- Provided passage -
== Segment start ==

When reading this chapter I have been thinking about how playing with children can boost their self-esteem. Social interaction among children is almost 100 % about play. So while we cognitive behavioral therapists train adults with social phobia in social small-talk or to stand in front of a crowd and talk, the most important skill for a child in order to get along with his/her peers is playing. And since most of us adults have forgotten much of childhood and playing, we underestimate how complex a skill playing is.

Think of how people who want to do acting spend years learning and rehearsing every aspect of it. Children also spend a lot of energy learning to play. And think of the advantage of a child who has one or two dedicated  coaches in this process in his parents. (This paragraph may have sounded competetive – like as if you should make your child a ”winner” – of course parenting and play must also be a way of helping your child in finding their uniqueness and their own way through life)

== Segment end ==

- Exercise tasks -
- 1) Reproduce the portion of the passage on play and children's self-esteem that begins at the words "When reading this" and ends after "skill playing is.", substituting "confidence" for "self-esteem".
- 2) Extend the passage on play and children's self-esteem with new writing that follows on from its final sentence.

- Listed records -
== Segment start ==

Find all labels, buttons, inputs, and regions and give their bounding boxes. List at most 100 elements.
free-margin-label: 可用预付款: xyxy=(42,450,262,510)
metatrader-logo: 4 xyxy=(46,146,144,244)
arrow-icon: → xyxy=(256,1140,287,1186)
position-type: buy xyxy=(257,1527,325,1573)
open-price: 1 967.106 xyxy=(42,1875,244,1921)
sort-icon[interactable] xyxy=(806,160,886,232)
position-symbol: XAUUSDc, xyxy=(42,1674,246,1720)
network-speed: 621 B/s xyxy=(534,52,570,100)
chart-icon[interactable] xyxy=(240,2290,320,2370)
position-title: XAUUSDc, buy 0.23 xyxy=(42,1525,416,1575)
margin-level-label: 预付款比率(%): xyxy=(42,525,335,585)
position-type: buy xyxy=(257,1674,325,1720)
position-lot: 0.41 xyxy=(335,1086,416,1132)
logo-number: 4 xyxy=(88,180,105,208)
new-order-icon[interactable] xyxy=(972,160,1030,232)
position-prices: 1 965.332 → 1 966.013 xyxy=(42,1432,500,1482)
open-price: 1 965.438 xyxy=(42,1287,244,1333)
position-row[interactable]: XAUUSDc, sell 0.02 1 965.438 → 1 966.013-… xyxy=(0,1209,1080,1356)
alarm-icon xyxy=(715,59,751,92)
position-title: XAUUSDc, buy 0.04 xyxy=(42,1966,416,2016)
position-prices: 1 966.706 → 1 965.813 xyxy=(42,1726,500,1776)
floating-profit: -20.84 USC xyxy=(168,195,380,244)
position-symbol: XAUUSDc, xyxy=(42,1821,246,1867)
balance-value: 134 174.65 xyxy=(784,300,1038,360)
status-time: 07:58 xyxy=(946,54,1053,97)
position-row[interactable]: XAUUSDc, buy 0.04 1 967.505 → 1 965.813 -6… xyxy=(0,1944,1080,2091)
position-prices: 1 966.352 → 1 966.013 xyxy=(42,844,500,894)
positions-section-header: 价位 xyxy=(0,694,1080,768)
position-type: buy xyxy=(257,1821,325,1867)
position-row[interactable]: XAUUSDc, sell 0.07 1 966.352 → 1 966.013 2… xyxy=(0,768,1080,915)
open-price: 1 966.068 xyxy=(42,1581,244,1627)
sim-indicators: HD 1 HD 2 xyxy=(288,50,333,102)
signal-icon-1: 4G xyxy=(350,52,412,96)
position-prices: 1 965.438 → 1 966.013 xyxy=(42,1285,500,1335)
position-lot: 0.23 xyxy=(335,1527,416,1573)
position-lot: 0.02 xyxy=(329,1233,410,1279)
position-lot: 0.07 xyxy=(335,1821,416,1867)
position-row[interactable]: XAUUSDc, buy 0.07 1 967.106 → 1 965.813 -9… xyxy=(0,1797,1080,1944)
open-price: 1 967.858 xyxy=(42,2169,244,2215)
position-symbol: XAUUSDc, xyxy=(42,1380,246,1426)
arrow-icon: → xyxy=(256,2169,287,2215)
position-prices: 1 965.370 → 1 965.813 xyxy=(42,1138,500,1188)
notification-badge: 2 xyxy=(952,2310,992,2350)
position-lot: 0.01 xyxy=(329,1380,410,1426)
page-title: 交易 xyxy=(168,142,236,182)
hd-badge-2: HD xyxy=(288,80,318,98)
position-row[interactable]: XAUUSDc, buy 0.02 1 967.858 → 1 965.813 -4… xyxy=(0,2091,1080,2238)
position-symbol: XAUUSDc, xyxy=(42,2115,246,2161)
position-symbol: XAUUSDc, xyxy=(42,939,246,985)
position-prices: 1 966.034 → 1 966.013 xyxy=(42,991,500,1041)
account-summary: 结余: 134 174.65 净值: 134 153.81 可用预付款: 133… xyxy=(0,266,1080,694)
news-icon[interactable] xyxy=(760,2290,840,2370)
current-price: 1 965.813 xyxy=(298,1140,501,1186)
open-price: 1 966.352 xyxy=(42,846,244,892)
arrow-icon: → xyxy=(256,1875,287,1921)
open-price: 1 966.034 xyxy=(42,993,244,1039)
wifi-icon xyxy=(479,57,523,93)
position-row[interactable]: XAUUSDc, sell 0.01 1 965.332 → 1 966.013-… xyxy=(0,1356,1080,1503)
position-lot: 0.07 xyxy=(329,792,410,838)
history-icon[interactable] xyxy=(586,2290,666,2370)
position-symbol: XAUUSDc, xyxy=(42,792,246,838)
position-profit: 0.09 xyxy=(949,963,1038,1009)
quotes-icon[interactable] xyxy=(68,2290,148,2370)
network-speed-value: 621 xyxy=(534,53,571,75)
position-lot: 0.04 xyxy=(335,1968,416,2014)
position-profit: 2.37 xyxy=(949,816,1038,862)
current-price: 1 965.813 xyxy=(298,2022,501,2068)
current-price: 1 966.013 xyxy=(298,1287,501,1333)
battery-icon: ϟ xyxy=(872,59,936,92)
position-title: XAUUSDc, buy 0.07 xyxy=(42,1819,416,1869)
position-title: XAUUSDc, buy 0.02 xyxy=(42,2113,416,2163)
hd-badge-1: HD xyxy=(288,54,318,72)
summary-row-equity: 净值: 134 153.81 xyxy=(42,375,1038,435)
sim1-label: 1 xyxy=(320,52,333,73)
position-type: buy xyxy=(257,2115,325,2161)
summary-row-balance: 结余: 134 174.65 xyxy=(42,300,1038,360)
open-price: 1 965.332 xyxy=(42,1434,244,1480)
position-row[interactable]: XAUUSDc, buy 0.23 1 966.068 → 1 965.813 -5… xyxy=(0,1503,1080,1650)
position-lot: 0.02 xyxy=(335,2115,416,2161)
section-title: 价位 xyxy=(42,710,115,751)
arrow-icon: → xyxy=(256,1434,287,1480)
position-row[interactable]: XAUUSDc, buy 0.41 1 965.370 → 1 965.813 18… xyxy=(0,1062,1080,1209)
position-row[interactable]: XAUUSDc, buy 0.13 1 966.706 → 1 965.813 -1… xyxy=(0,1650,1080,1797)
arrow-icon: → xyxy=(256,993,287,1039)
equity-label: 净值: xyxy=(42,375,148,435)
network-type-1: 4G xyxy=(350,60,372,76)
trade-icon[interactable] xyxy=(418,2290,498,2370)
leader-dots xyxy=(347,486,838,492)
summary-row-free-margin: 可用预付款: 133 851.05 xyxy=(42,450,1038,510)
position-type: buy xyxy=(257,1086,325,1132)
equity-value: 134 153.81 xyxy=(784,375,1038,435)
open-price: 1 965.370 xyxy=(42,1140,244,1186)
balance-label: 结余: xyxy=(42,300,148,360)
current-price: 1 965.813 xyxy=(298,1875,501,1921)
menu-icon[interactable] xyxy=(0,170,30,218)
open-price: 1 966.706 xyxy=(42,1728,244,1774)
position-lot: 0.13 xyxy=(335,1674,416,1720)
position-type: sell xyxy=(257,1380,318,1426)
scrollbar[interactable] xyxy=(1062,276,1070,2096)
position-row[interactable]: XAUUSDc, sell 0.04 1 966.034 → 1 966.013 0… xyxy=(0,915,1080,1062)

== Segment end ==

- Expected outputs -
- 1)
When reading this chapter I have been thinking about how playing with children can boost their confidence. Social interaction among children is almost 100 % about play. So while we cognitive behavioral therapists train adults with social phobia in social small-talk or to stand in front of a crowd and talk, the most important skill for a child in order to get along with his/her peers is playing. And since most of us adults have forgotten much of childhood and playing, we underestimate how complex a skill playing is.

- 2)
Things that are important for children to learn in this area are for instance:

  • How to be a leader or follower in play – this will make it easer for them to adapt to new playmates and new constellations.
  • Initiating play with people they know and with strangers.
  • How to be light-hearted with their own mistakes. Here I think Cohens advice to act goofily is extremely important. I think that if a child sees an adult make mistakes and laugh about it, it will make the childs own mistakes much easier to bear. You know – I spend my days seeing people with all sorts of social inhibitions, and for these people making a social mistake can often feel like being sent to purgatory or something. So being able to laugh at your own mistakes can be a tremendously important skill to teach your child. (or your grand-child or some other child…)

This chapter is about roughhousing. I must admit this is not at all something that I consider myself good at. My parents never did much of that with me. [for my Swedish readers: I didn’t know this term either – ”roughhousing” seem to indicate physical play like ”kuddkrig”, ”brottning” and similar stuff]

I remember, though, that as I child I sometimes saw other parents wrestle and do that sort of physical play with their kids and I can remember that, as a child, seeing this looked so very warm to me. It felt like those parents and kids built a warm bubble of love together.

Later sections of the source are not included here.